**What you should do**
Find all lines in the listing that include the word "kompletně", then copy them.

[Dataset excerpt]
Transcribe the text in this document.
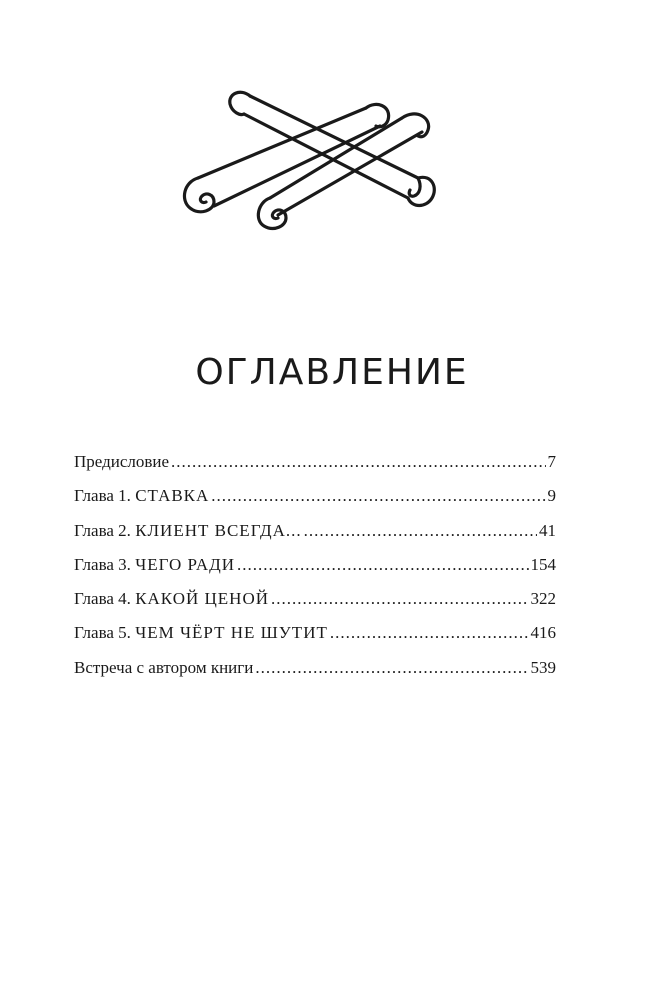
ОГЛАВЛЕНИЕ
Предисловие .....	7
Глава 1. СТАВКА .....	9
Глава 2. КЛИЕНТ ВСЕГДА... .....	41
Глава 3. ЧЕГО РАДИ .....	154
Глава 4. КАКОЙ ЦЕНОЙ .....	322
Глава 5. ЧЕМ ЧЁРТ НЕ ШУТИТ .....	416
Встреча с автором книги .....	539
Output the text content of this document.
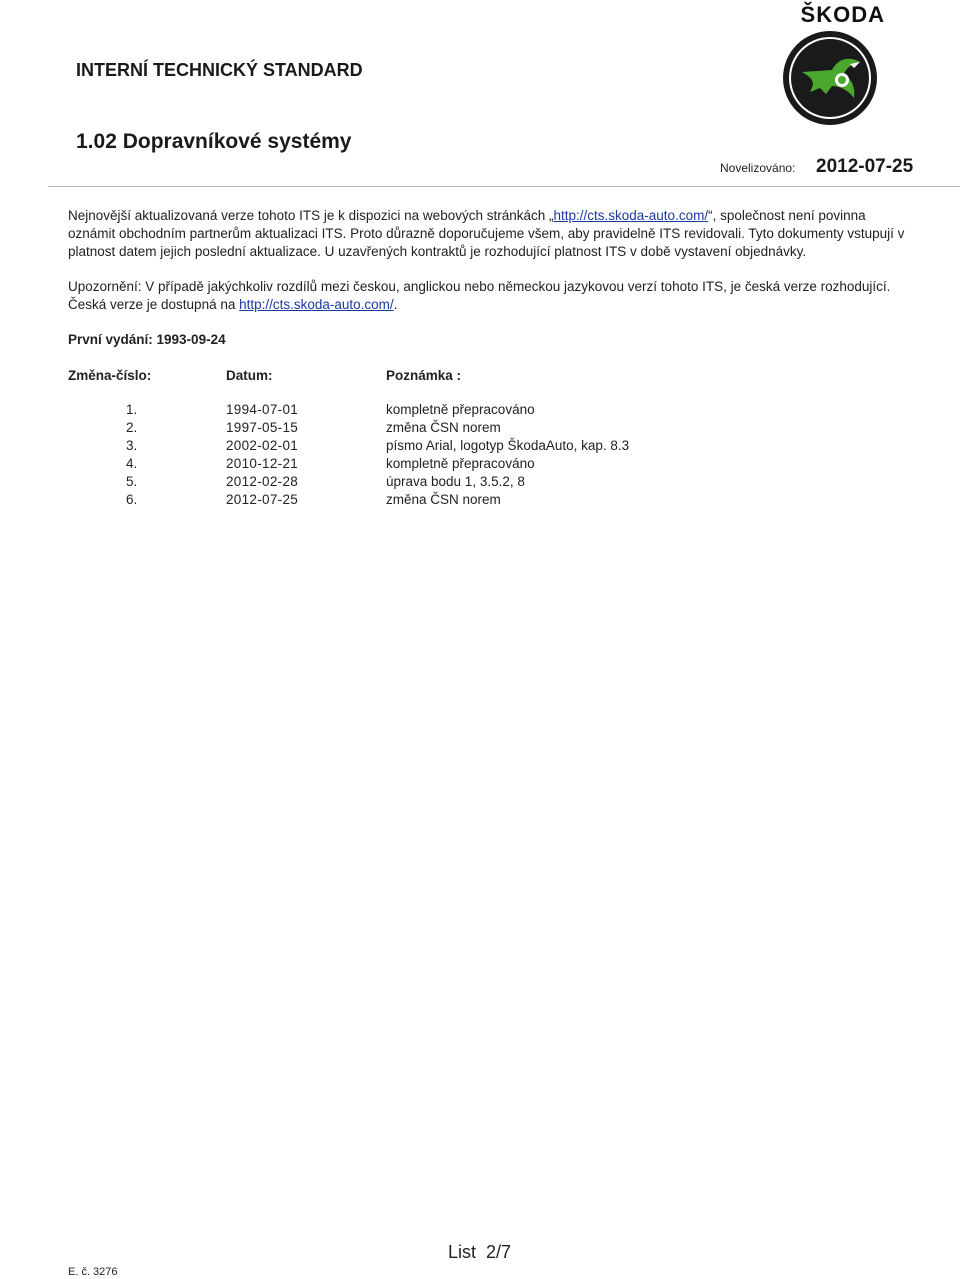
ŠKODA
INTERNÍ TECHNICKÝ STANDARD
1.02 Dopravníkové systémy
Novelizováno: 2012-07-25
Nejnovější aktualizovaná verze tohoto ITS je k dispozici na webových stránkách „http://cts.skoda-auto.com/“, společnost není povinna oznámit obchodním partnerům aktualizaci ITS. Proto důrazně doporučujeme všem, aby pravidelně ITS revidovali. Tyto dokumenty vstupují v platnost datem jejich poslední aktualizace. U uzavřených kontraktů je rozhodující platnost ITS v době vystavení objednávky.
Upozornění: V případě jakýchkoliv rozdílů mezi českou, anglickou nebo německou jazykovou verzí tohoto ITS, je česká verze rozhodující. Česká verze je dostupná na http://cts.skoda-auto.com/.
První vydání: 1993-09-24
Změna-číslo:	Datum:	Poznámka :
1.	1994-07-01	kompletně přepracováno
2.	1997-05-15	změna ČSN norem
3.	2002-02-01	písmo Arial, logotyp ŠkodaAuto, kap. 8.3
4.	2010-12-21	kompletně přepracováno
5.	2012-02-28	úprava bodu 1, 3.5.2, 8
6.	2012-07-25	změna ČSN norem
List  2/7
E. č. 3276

**Answer to this task**
1.	1994-07-01	kompletně přepracováno
4.	2010-12-21	kompletně přepracováno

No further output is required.